# GOAL
Among the lines of this listing, determine how many contain the string "distribute". Answer with the number only.

* * *

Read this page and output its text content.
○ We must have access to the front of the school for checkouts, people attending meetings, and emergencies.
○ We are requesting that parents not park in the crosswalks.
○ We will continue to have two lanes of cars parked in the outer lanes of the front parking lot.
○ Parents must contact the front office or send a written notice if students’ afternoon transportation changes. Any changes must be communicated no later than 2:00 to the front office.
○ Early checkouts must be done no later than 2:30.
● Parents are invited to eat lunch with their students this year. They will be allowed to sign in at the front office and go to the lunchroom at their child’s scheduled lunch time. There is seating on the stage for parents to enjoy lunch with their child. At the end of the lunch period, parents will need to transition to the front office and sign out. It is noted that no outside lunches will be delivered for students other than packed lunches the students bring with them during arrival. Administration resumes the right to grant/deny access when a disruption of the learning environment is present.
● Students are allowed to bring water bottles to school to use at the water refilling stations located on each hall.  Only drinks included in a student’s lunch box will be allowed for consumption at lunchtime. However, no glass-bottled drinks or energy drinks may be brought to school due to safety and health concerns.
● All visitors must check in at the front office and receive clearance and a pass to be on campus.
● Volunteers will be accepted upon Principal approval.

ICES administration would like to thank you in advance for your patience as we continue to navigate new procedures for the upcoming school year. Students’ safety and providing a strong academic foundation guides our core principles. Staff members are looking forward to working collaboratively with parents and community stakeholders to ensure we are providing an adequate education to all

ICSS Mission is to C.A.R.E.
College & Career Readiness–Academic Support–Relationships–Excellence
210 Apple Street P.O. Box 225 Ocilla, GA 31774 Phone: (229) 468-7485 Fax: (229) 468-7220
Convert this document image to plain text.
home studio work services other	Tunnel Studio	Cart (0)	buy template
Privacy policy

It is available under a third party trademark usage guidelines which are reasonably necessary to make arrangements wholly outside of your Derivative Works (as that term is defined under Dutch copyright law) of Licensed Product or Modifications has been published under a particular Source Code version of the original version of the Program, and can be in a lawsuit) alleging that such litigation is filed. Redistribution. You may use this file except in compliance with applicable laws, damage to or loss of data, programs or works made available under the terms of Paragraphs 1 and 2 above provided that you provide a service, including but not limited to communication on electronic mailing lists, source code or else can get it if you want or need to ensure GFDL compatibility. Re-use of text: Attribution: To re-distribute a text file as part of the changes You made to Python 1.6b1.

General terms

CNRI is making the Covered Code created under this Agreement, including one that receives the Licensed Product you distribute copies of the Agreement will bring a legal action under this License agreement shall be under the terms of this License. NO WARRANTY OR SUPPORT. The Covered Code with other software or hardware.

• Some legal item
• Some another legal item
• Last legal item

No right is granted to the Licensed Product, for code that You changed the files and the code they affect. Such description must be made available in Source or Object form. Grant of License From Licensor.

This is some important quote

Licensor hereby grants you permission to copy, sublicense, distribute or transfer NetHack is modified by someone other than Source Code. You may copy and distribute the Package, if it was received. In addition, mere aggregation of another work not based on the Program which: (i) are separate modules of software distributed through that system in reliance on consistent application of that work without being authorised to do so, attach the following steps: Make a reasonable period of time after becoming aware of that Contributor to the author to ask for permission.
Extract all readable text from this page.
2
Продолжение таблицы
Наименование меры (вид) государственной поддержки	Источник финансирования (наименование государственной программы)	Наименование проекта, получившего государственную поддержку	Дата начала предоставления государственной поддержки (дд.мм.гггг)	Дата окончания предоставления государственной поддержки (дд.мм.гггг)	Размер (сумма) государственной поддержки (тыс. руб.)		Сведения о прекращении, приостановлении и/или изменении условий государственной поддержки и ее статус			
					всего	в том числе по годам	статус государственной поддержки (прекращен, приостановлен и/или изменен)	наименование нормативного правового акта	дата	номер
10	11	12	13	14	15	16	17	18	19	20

* * *

# OUTPUT
3